PROBLEM: Count lines holding the string "сустава" in the data that follows. Reply with one number only.

DATA TO USE:
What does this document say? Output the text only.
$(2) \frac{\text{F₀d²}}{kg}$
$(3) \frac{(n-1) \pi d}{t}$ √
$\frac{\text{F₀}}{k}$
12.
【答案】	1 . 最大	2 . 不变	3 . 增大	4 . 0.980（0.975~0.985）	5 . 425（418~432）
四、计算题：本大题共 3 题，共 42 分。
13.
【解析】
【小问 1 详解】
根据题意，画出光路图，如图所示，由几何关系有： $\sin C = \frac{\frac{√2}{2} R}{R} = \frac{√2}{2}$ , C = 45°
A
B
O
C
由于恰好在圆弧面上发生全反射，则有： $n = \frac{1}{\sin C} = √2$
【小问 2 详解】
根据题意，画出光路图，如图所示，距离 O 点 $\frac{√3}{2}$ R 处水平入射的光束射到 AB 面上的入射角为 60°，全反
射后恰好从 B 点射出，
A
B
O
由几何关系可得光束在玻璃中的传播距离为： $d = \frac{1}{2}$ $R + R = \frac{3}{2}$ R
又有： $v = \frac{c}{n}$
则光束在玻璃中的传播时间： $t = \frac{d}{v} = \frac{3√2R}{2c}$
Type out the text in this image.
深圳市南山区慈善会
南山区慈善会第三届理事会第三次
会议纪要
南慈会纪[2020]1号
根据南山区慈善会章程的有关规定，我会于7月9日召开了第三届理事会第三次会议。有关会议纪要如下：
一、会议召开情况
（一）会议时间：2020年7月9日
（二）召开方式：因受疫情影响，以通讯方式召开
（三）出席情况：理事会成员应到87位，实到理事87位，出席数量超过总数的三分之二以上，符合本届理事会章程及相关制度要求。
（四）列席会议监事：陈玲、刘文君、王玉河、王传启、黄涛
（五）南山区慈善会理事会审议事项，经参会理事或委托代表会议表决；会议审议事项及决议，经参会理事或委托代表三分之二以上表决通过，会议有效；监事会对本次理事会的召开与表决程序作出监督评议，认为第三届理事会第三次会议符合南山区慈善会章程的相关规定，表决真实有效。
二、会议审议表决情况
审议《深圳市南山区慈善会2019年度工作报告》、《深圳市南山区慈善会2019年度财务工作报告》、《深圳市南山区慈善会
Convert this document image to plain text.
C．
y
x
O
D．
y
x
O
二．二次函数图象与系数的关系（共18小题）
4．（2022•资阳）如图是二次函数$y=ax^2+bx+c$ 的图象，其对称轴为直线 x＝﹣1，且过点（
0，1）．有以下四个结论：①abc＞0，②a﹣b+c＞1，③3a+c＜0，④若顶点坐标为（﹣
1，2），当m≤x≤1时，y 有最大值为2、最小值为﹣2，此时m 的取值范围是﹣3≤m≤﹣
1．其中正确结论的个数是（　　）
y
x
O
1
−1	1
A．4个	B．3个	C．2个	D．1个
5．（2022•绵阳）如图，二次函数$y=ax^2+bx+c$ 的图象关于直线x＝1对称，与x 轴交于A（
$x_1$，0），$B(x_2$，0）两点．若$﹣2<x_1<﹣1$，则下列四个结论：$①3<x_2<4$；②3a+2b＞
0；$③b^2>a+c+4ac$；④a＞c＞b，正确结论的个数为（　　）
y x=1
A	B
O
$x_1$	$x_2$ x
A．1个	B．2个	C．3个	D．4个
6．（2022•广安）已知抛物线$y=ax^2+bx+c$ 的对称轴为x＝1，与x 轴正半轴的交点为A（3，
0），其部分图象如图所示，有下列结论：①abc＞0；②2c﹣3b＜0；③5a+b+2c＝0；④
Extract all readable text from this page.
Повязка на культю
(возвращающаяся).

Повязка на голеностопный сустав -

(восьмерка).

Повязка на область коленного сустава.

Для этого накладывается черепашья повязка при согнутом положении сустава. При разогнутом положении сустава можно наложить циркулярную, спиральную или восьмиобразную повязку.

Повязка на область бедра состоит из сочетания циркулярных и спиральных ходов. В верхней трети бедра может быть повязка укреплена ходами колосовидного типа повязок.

OUTPUT BELOW: 2